▶ _Passage given_
[BEGIN]
Could you please clarify if the internal topic and output topic need to be pre-created, or if the connector should automatically create them? Additionally, any guidance on resolving the timeout issue would be greatly appreciated.

Thank you!


goyaltu-deshaw commented 1 month ago

Also I want to understand the below log reasoning:

[2024-07-23T03:11:23,595 [KafkaBasedLog Work Thread - raft.public.goyaltu.connect-file-pulse-status-2] io.streamthoughts.kafka.connect.filepulse.storage.KafkaBasedLog$WorkThread.run():337 ERROR ]: Unexpected error in Thread[KafkaBasedLog Work Thread - raft.public.goyaltu.connect-file-pulse-status-2,5,main]
java.lang.IllegalStateException: Consumer is not subscribed to any topics or assigned any partitions
        at org.apache.kafka.clients.consumer.KafkaConsumer.poll(KafkaConsumer.java:1223) ~[kafka-clients-3.1.2.jar:?]
        at org.apache.kafka.clients.consumer.KafkaConsumer.poll(KafkaConsumer.java:1211) ~[kafka-clients-3.1.2.jar:?]
        at io.streamthoughts.kafka.connect.filepulse.storage.KafkaBasedLog.poll(KafkaBasedLog.java:259) ~[kafka-connect-filepulse-api-2.14.1.jar:2.14.1]
        at io.streamthoughts.kafka.connect.filepulse.storage.KafkaBasedLog$WorkThread.run(KafkaBasedLog.java:330) [kafka-connect-filepulse-api-2.14.1.jar:2.14.1]
[END]
▶ _Part of a data file_
[BEGIN]
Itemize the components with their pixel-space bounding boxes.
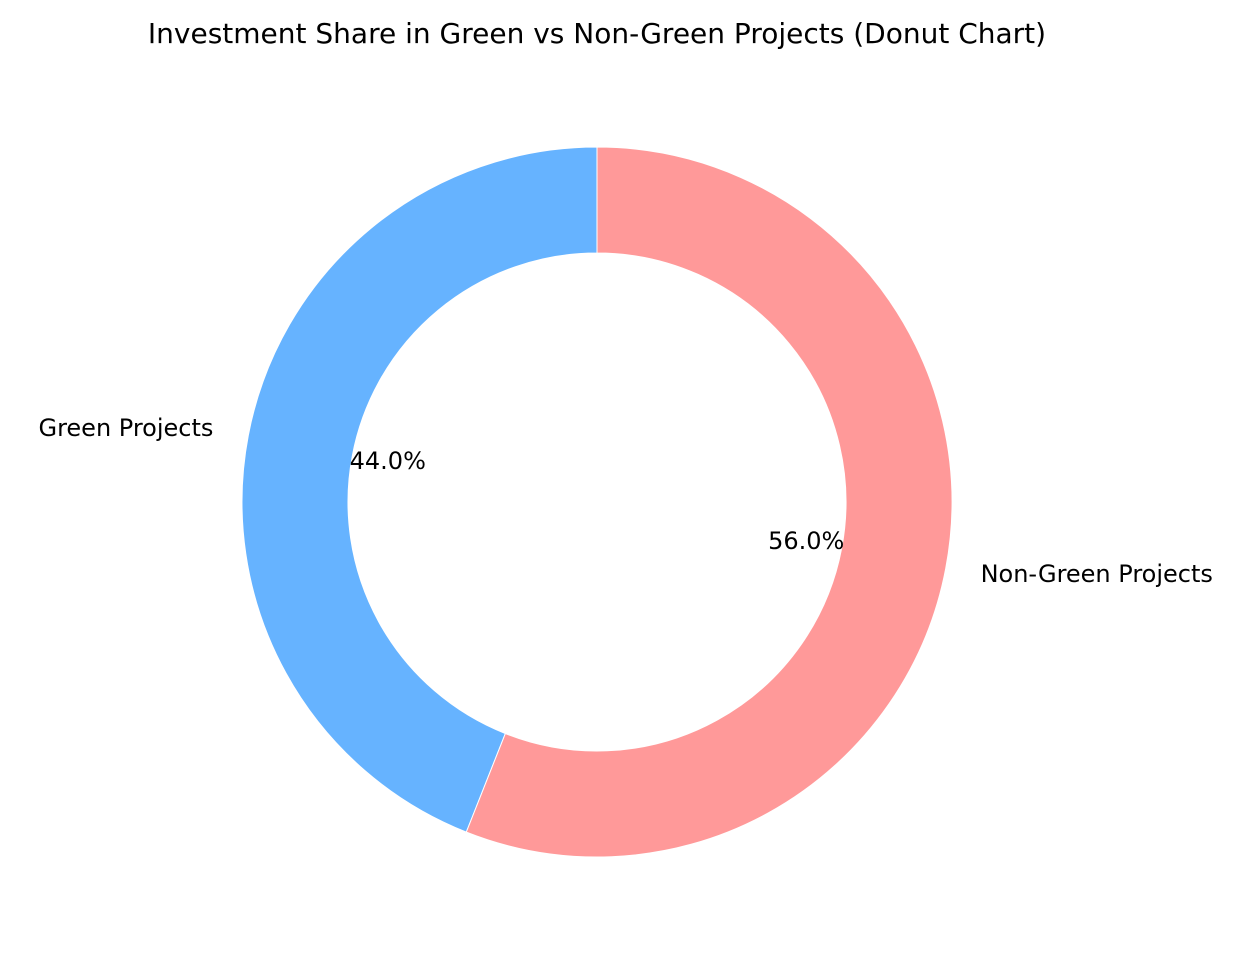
slice-label: Non-Green Projects <box>981 560 1213 588</box>
slice-percent-label: 44.0% <box>350 447 426 475</box>
slice-green-projects <box>241 146 598 833</box>
slices-layer <box>241 146 953 858</box>
labels-layer: Green Projects 44.0% Non-Green Projects 56.… <box>38 414 1212 588</box>
chart-title: Investment Share in Green vs Non-Green P… <box>148 17 1046 50</box>
slice-percent-label: 56.0% <box>768 527 844 555</box>
slice-label: Green Projects <box>38 414 213 442</box>
slice-non-green-projects <box>465 146 953 858</box>
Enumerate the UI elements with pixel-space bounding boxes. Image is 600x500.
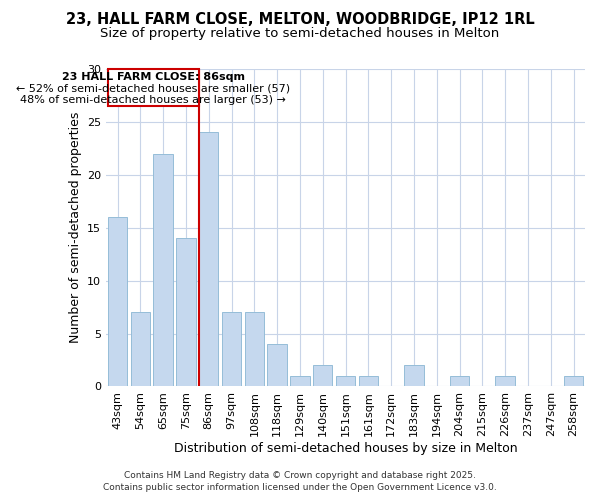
- Text: 23, HALL FARM CLOSE, MELTON, WOODBRIDGE, IP12 1RL: 23, HALL FARM CLOSE, MELTON, WOODBRIDGE,…: [65, 12, 535, 28]
- Text: 48% of semi-detached houses are larger (53) →: 48% of semi-detached houses are larger (…: [20, 95, 286, 105]
- Bar: [290, 376, 310, 386]
- X-axis label: Distribution of semi-detached houses by size in Melton: Distribution of semi-detached houses by …: [174, 442, 517, 455]
- Bar: [154, 154, 173, 386]
- Bar: [268, 344, 287, 387]
- Bar: [496, 376, 515, 386]
- Bar: [450, 376, 469, 386]
- Text: ← 52% of semi-detached houses are smaller (57): ← 52% of semi-detached houses are smalle…: [16, 83, 290, 93]
- Bar: [108, 217, 127, 386]
- Bar: [199, 132, 218, 386]
- Bar: [222, 312, 241, 386]
- Bar: [564, 376, 583, 386]
- Bar: [404, 366, 424, 386]
- Y-axis label: Number of semi-detached properties: Number of semi-detached properties: [68, 112, 82, 344]
- Bar: [176, 238, 196, 386]
- Text: 23 HALL FARM CLOSE: 86sqm: 23 HALL FARM CLOSE: 86sqm: [62, 72, 245, 82]
- Bar: [359, 376, 378, 386]
- Bar: [336, 376, 355, 386]
- Bar: [313, 366, 332, 386]
- FancyBboxPatch shape: [108, 69, 199, 106]
- Text: Contains HM Land Registry data © Crown copyright and database right 2025.
Contai: Contains HM Land Registry data © Crown c…: [103, 471, 497, 492]
- Bar: [131, 312, 150, 386]
- Bar: [245, 312, 264, 386]
- Text: Size of property relative to semi-detached houses in Melton: Size of property relative to semi-detach…: [100, 28, 500, 40]
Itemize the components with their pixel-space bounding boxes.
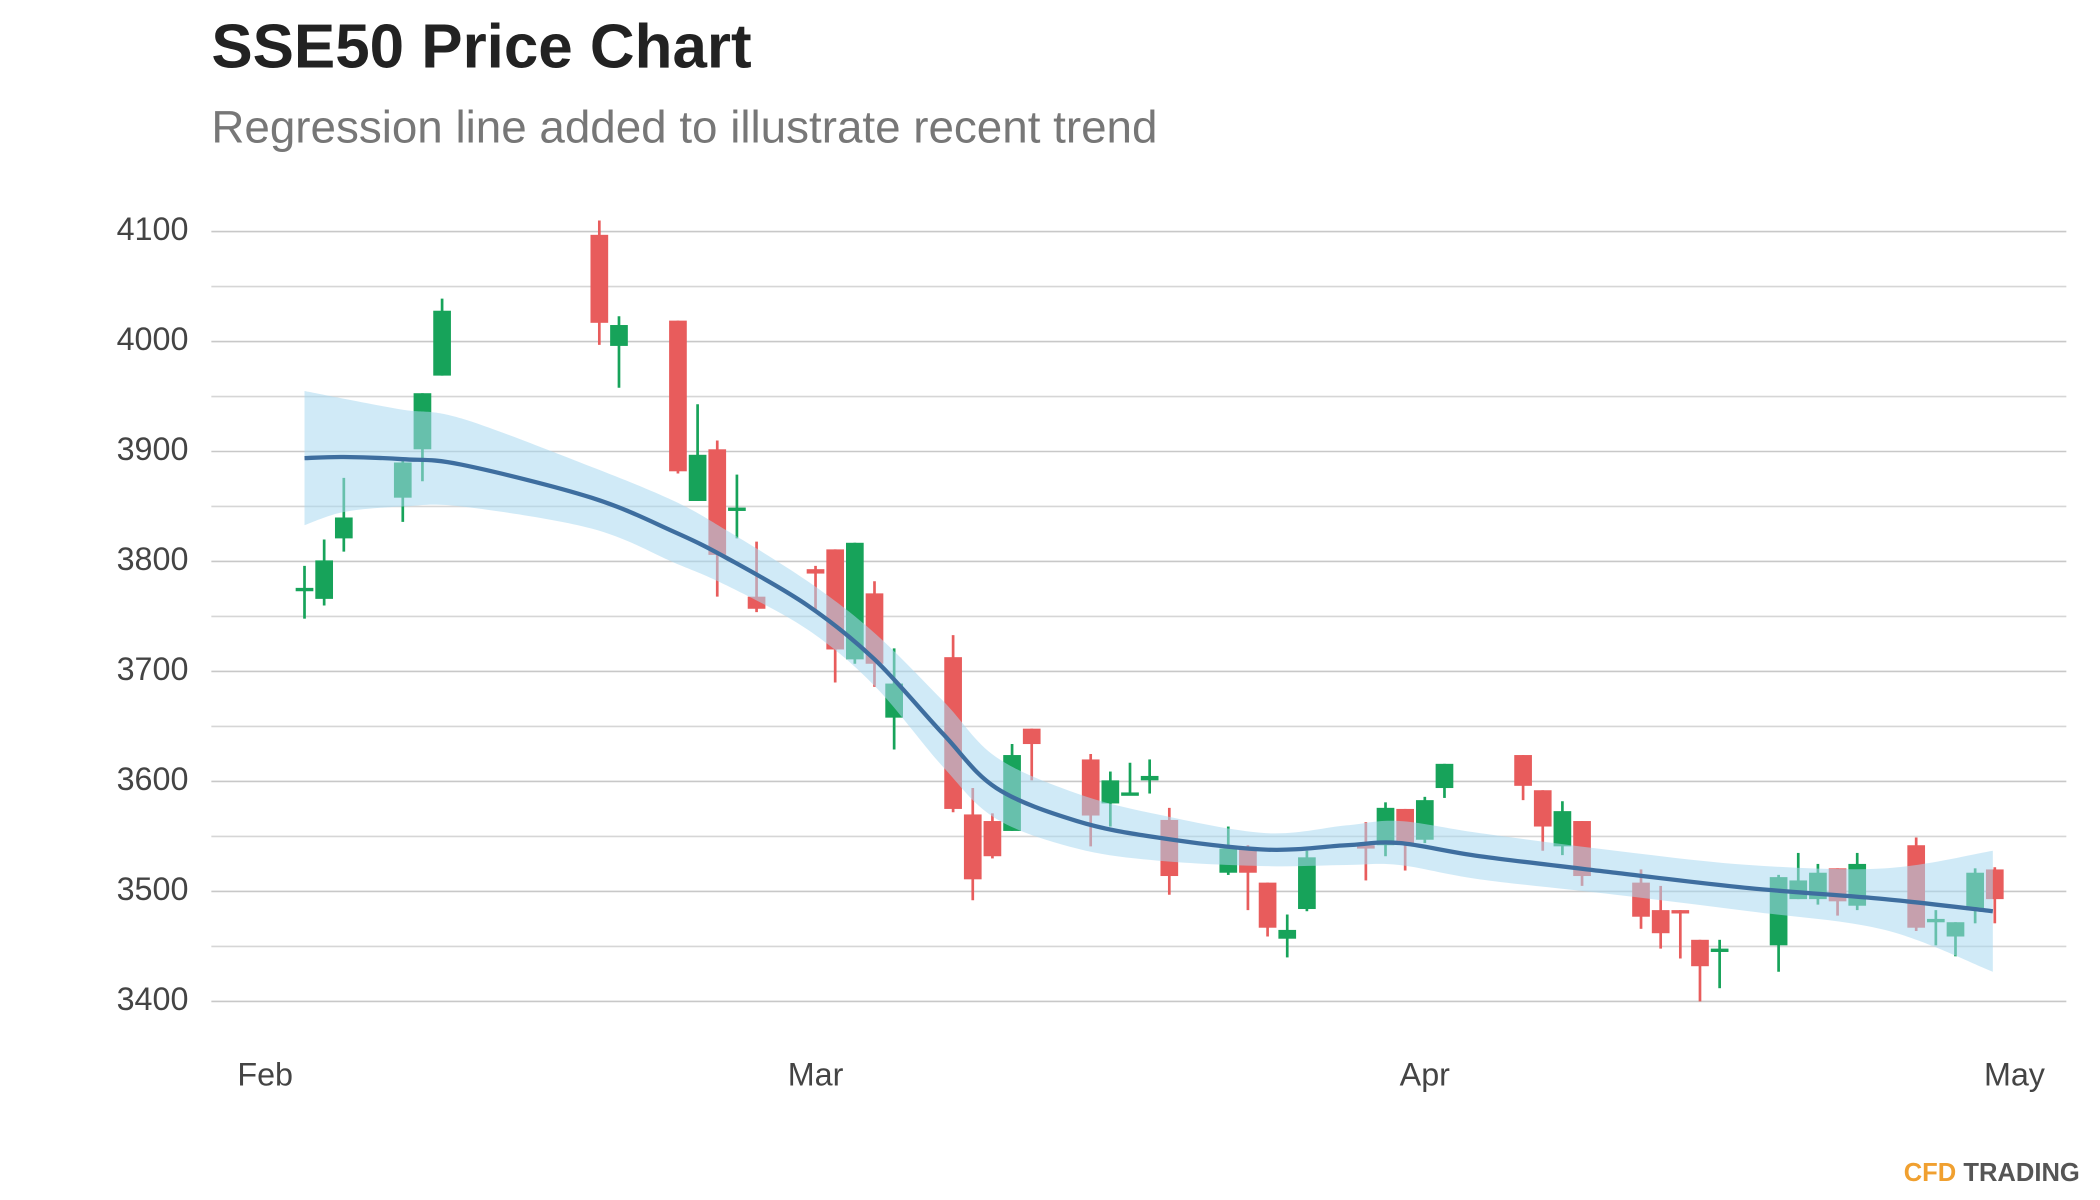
[END]
▶ _Aim 1_
Reproduce word for word the part of the forum thread that runs from "Could you please" to "be greatly appreciated.".
▶ _Aim 2_
Quote the records from the line with "- Text: 23, HALL" through the end of the records, leaving out the pictures.

▶ _Written response 1_
Could you please clarify if the internal topic and output topic need to be pre-created, or if the connector should automatically create them? Additionally, any guidance on resolving the timeout issue would be greatly appreciated.

▶ _Written response 2_
- Text: 23, HALL FARM CLOSE, MELTON, WOODBRIDGE, IP12 1RL: 23, HALL FARM CLOSE, MELTON, WOODBRIDGE,…: [65, 12, 535, 28]
- Text: 48% of semi-detached houses are larger (53) →: 48% of semi-detached houses are larger (…: [20, 95, 286, 105]
- Bar: [290, 376, 310, 386]
- X-axis label: Distribution of semi-detached houses by size in Melton: Distribution of semi-detached houses by …: [174, 442, 517, 455]
- Bar: [154, 154, 173, 386]
- Bar: [268, 344, 287, 387]
- Bar: [496, 376, 515, 386]
- Bar: [450, 376, 469, 386]
- Text: ← 52% of semi-detached houses are smaller (57): ← 52% of semi-detached houses are smalle…: [16, 83, 290, 93]
- Bar: [108, 217, 127, 386]
- Bar: [199, 132, 218, 386]
- Bar: [222, 312, 241, 386]
- Bar: [564, 376, 583, 386]
- Bar: [404, 366, 424, 386]
- Y-axis label: Number of semi-detached properties: Number of semi-detached properties: [68, 112, 82, 344]
- Bar: [176, 238, 196, 386]
- Text: 23 HALL FARM CLOSE: 86sqm: 23 HALL FARM CLOSE: 86sqm: [62, 72, 245, 82]
- Bar: [359, 376, 378, 386]
- Bar: [336, 376, 355, 386]
- Bar: [313, 366, 332, 386]
- FancyBboxPatch shape: [108, 69, 199, 106]
- Text: Contains HM Land Registry data © Crown copyright and database right 2025.
Contai: Contains HM Land Registry data © Crown c…: [103, 471, 497, 492]
- Bar: [131, 312, 150, 386]
- Bar: [245, 312, 264, 386]
- Text: Size of property relative to semi-detached houses in Melton: Size of property relative to semi-detach…: [100, 28, 500, 40]
Itemize the components with their pixel-space bounding boxes.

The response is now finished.